### Material shown

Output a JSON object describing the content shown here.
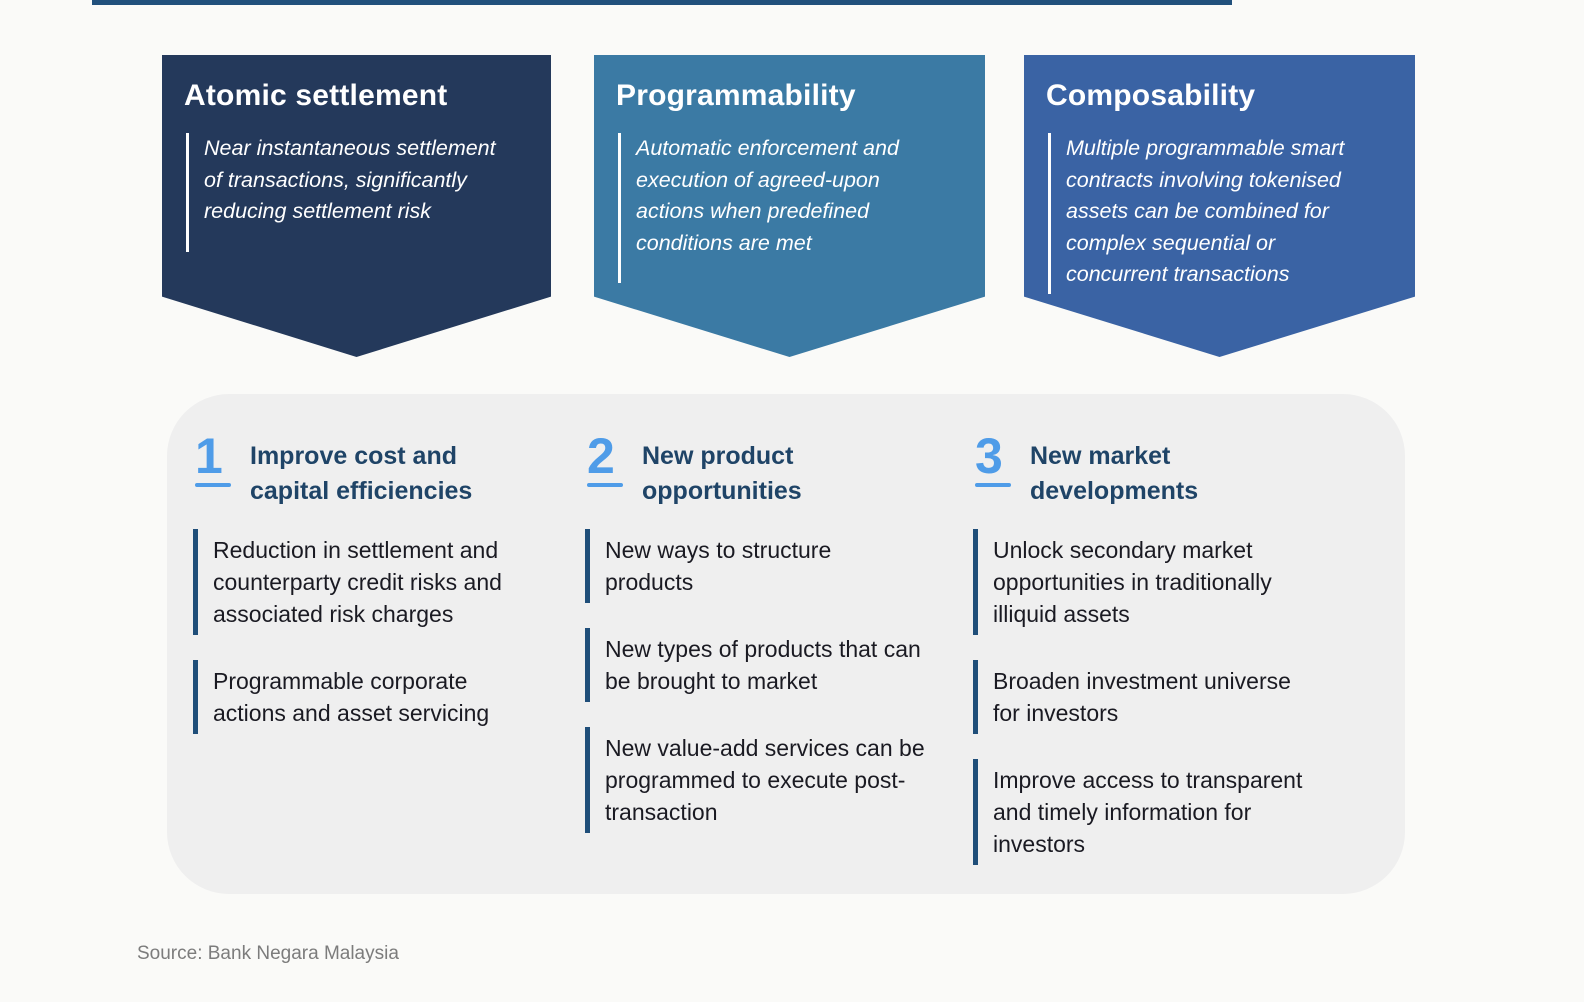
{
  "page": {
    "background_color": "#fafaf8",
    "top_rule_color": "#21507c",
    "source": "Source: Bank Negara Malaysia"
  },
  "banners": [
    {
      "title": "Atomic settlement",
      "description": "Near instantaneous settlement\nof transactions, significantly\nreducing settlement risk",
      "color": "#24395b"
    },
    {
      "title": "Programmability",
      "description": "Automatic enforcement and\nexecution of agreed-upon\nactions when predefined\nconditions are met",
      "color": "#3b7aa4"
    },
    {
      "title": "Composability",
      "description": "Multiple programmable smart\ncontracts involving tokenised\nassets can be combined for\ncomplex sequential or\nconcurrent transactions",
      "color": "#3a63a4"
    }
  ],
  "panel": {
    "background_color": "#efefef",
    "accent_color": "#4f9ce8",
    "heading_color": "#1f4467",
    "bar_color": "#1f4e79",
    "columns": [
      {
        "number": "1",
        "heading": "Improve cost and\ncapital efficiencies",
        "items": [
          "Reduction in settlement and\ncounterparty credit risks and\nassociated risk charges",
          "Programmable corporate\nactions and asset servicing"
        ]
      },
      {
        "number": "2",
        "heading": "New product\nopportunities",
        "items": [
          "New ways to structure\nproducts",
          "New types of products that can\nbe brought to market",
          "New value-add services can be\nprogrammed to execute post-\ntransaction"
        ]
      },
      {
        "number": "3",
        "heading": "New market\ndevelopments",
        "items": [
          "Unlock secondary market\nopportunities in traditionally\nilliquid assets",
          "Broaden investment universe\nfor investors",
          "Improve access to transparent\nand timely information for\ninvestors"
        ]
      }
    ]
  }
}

### To be done
Copy down every line of the material above that includes the string "title".

### Answer to the problem
      "title": "Atomic settlement",
      "title": "Programmability",
      "title": "Composability",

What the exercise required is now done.